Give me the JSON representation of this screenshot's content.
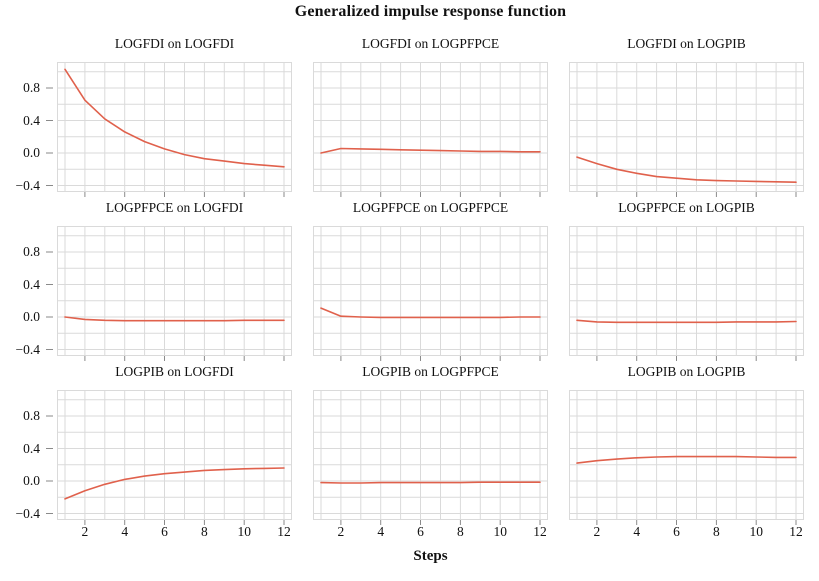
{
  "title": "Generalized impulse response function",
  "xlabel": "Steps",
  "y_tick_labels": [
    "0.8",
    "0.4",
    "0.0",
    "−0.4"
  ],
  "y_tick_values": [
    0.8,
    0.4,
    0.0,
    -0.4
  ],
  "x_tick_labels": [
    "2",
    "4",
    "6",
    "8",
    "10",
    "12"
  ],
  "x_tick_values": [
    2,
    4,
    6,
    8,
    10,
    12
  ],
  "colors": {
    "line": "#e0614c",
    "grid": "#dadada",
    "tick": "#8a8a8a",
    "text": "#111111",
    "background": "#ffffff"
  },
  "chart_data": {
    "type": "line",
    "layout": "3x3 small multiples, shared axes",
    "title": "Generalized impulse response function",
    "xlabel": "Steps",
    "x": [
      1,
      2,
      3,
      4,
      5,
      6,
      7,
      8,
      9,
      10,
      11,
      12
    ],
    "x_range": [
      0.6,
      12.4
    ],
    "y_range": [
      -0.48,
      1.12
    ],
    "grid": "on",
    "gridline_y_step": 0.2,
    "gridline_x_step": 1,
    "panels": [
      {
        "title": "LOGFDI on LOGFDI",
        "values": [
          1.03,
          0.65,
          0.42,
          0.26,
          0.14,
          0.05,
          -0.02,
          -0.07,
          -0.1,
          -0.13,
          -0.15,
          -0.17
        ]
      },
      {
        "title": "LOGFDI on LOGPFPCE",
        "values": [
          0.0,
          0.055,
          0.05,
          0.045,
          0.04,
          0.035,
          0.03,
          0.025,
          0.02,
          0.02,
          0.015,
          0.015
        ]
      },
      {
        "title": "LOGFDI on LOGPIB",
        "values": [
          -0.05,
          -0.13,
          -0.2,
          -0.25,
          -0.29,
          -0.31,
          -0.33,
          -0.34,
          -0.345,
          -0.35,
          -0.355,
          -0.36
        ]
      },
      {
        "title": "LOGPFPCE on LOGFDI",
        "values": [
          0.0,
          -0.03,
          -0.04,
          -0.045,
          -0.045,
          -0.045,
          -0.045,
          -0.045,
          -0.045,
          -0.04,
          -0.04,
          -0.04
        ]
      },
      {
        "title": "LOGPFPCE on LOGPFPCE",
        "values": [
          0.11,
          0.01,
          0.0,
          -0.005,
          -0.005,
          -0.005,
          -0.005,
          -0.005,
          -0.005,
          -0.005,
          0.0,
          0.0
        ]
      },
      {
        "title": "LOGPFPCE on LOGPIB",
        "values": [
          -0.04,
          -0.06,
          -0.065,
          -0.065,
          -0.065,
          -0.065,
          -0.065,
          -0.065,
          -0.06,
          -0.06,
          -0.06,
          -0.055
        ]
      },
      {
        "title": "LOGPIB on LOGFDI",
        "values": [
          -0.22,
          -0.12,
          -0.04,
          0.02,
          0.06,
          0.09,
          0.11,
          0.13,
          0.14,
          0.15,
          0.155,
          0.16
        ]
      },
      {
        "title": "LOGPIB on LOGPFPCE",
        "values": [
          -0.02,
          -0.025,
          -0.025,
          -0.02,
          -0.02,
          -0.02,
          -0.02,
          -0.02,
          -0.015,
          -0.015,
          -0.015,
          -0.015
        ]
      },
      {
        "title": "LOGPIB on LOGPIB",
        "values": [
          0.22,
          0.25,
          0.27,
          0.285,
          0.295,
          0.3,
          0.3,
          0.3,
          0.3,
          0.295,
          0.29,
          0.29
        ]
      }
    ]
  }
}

■ **Task requirements**
Give only the number of lines in the entries that contain "LOGFDI".

■ **Complete output**
5